Things to do:
1. Output the passage on INSEE data sources exactly, starting with "The final stage" and going on through "INSEE legal unit.".
2. Please mark each statement about the passage on INSEE data sources as yes or no, and quote the exact words from the passage that decide it. (a) The RNCS data were made available by INPI. (b) The REI data on property tax rates are available on the INSEE website. (c) The INSEE legal unit supported the preparation of the processing declaration and the DC-POD.
3. According to the passage on INSEE data sources, where did the research officers learn that the RNCS data were available?

** start Text **

More specifically, this search for sources took different forms, which reflect the diversity of situations encountered by statisticians. First of all, for the data already available to INSEE, such as land register data and the FIDELI files, it was necessary to identify the unit in possession of the data and then to highlight the relevance of the project in order to justify the request for access. Similarly, , the main difficulty was in identifying the team in possession of the data within the Directorate-General for Public Finance (DGFiP) and then establishing a data transfer agreement. Then, it was during a university conference that the research officers learned that the data from the National Register of Commerce and Companies (registre national du commerce et des sociétés – RNCS) were made available by the French National Institute of Intellectual Property (Institut national de propriété intellectuelle – INPI). Finally, data from the Identification of Elements of Taxation (Recensement des éléments d’imposition – REI) on the rates of property tax voted for by local authorities are available on the DGFiP website.

The final stage before moving on to processing was to specify the legal framework for the processing of personal data, in accordance with the General Data Protection Regulation (). To do this, it was necessary to prepare a processing declaration and to draw up a dossier on compliance with the protection of personal data (Dossier de conformité à la protection des données personnelles – DC-POD), with the support of the INSEE legal unit.

** end Text **
** start Excerpted records **

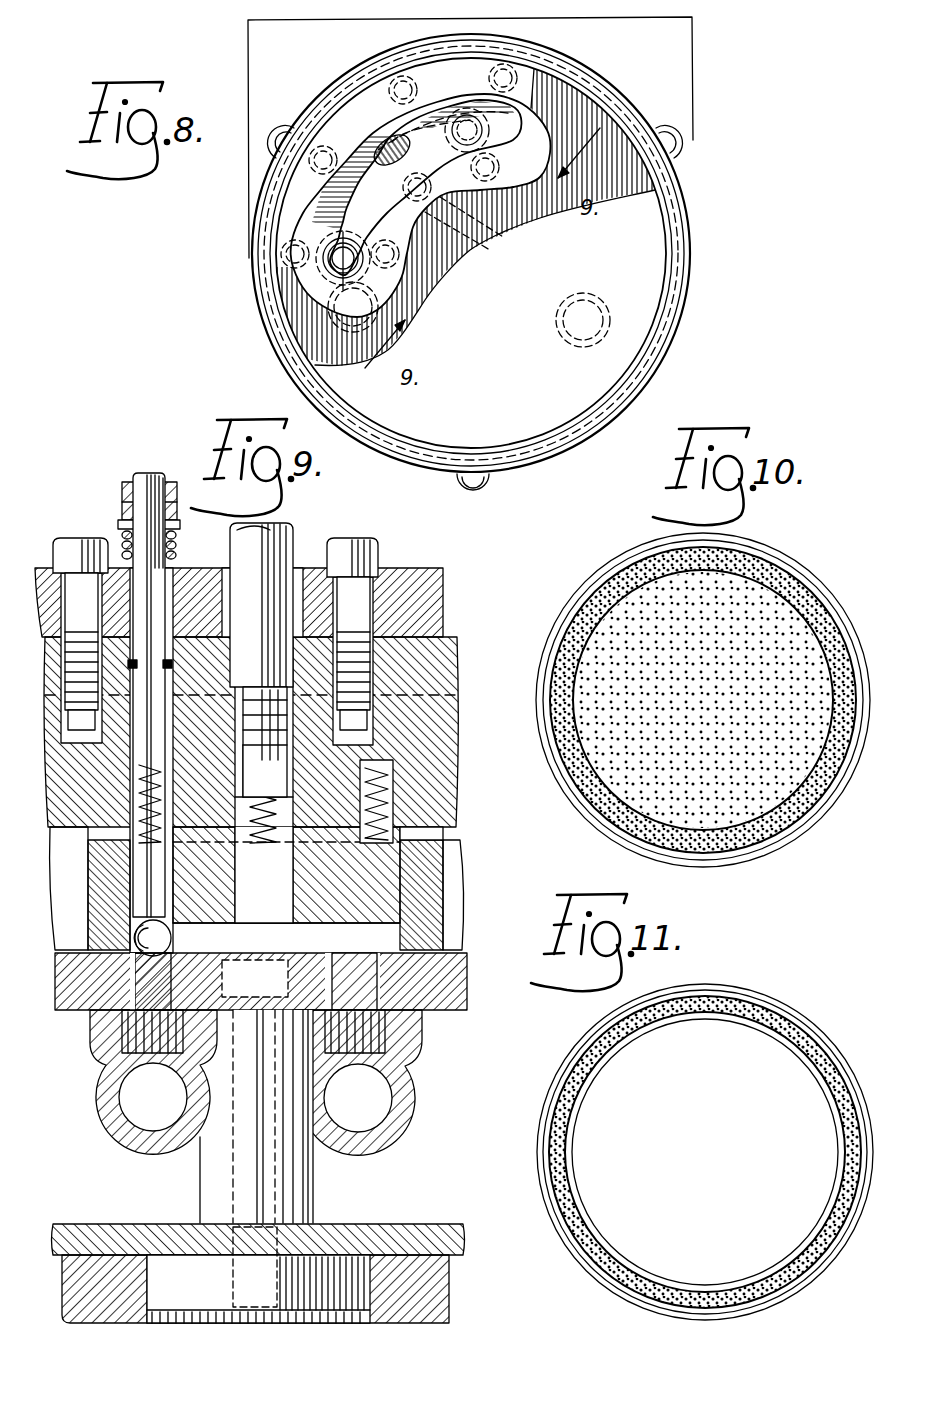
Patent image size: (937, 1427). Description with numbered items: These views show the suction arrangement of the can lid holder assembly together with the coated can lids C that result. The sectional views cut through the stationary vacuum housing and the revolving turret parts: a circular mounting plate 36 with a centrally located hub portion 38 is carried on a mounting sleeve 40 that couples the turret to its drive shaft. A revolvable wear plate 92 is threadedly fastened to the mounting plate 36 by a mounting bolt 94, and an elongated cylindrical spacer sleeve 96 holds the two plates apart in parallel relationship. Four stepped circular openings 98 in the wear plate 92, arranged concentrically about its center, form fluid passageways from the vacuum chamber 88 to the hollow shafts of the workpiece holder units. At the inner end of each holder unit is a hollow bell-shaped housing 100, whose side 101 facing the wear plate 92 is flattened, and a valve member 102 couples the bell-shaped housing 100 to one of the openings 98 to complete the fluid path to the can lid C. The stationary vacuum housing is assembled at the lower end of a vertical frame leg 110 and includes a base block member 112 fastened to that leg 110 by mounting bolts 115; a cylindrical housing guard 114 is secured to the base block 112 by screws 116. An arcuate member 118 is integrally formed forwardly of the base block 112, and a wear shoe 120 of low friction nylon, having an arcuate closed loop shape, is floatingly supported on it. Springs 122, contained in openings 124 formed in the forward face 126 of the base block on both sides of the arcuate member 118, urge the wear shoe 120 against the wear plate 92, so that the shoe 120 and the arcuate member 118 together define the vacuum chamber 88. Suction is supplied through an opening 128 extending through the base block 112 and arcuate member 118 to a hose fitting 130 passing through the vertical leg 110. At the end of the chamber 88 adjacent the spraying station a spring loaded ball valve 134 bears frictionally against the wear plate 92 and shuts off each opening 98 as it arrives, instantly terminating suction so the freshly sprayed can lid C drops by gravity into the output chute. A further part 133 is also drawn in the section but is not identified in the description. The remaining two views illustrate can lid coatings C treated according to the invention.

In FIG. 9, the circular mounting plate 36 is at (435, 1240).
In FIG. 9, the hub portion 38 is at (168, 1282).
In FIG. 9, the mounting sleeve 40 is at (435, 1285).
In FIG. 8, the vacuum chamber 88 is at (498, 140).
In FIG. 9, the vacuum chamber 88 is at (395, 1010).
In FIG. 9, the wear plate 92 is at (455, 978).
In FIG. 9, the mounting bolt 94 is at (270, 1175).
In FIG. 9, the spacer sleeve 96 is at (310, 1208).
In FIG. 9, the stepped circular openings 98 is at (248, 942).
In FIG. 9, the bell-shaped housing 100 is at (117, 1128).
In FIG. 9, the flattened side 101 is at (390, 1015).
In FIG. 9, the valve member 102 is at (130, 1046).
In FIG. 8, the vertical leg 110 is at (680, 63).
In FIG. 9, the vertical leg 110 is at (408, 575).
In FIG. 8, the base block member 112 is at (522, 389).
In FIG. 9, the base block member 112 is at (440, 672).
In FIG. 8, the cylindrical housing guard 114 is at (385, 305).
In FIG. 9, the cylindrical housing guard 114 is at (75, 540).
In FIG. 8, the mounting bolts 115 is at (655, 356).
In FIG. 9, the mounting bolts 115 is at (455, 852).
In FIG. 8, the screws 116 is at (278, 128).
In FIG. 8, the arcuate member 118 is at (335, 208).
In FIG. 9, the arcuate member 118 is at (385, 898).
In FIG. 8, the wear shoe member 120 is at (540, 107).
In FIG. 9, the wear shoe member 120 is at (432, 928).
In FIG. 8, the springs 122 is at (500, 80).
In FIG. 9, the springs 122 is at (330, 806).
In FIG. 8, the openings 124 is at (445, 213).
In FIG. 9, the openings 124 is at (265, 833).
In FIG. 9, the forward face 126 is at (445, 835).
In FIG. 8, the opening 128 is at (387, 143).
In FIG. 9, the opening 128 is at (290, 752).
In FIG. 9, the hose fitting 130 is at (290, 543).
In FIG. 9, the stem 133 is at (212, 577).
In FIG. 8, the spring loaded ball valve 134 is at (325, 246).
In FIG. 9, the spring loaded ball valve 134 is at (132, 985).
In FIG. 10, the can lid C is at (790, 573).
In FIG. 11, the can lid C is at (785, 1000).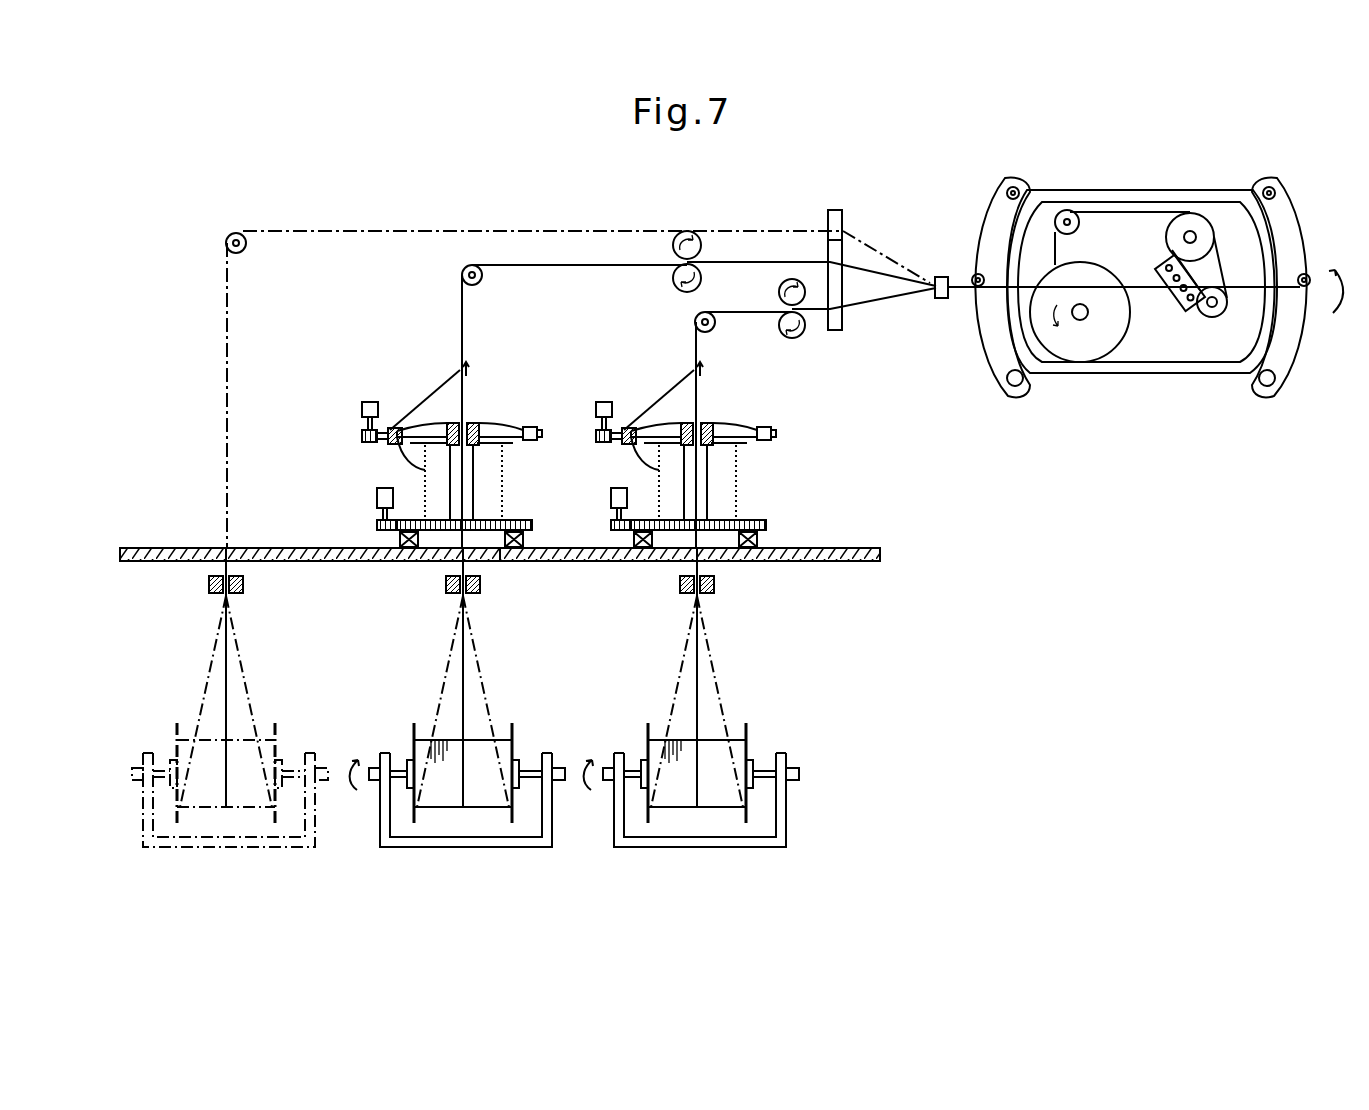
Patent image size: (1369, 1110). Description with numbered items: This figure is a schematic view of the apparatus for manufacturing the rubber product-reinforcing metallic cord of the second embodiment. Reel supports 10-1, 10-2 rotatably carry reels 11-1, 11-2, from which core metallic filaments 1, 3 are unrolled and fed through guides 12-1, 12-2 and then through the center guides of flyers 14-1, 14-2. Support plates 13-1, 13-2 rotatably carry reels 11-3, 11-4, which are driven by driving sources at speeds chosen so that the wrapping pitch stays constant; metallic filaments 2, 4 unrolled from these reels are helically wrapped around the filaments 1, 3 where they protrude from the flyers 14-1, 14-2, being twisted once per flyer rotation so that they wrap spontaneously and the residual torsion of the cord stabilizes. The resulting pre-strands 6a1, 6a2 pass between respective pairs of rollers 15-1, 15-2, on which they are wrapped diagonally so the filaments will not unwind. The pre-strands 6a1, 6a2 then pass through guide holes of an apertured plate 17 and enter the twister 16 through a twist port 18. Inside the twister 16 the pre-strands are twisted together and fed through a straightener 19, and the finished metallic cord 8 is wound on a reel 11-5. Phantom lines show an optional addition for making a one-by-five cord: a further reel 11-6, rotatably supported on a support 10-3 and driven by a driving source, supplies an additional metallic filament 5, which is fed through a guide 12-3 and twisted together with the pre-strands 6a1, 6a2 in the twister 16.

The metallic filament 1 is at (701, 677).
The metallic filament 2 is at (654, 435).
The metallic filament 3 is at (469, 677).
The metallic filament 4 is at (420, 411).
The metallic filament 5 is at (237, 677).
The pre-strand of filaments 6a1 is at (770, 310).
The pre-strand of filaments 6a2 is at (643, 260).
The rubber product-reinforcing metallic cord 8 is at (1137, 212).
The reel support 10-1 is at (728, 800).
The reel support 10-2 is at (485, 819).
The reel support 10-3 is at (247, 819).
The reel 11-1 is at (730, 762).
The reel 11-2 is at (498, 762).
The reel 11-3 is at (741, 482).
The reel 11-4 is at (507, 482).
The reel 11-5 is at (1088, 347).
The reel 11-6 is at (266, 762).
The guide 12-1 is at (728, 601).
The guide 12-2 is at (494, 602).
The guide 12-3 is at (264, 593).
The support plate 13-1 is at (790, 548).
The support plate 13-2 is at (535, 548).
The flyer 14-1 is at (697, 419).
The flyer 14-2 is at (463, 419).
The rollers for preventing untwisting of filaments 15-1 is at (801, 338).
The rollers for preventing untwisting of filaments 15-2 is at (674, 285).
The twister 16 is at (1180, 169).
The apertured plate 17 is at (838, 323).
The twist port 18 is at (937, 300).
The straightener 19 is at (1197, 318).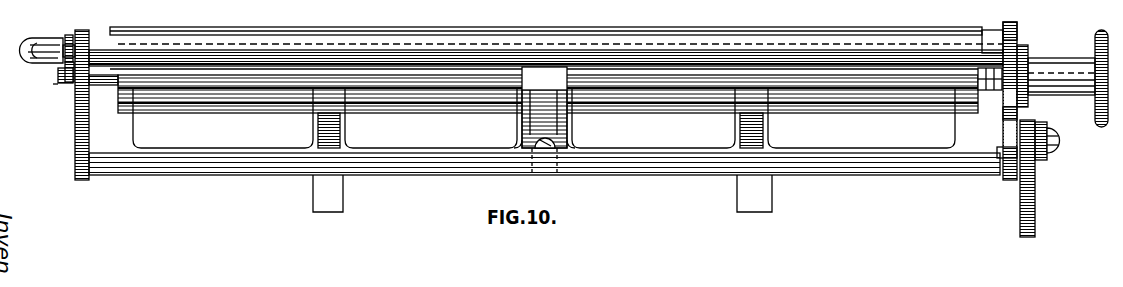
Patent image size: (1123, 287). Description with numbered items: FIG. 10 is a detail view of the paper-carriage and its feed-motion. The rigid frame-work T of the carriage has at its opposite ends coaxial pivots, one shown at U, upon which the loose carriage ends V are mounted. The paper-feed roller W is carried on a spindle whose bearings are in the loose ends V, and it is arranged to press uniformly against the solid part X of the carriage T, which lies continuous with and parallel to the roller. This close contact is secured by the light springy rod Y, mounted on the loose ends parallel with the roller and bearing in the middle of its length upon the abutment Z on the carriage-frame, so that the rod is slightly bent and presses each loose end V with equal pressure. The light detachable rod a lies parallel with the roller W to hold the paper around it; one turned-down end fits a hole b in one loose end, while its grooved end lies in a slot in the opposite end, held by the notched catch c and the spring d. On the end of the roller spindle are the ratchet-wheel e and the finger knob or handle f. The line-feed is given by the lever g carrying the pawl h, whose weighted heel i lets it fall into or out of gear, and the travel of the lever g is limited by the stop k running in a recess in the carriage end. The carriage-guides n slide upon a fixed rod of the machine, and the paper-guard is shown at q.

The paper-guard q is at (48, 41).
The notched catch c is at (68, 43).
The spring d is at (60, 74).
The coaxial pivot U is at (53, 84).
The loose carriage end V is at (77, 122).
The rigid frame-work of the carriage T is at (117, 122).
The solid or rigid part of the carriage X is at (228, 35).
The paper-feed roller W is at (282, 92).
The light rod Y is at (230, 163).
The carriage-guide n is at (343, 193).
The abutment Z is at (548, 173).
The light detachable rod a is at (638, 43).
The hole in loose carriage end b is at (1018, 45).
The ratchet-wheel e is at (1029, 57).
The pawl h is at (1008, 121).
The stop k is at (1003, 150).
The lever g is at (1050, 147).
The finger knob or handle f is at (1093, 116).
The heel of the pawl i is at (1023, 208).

** end Excerpted records **

In response:
1.
The final stage before moving on to processing was to specify the legal framework for the processing of personal data, in accordance with the General Data Protection Regulation (). To do this, it was necessary to prepare a processing declaration and to draw up a dossier on compliance with the protection of personal data (Dossier de conformité à la protection des données personnelles – DC-POD), with the support of the INSEE legal unit.

2.
(a) Yes: "the data from the National Register of Commerce and Companies (registre national du commerce et des sociétés – RNCS) were made available by the French National Institute of Intellectual Property"
(b) No: "are available on the DGFiP website"
(c) Yes: "with the support of the INSEE legal unit"

3. At a university conference.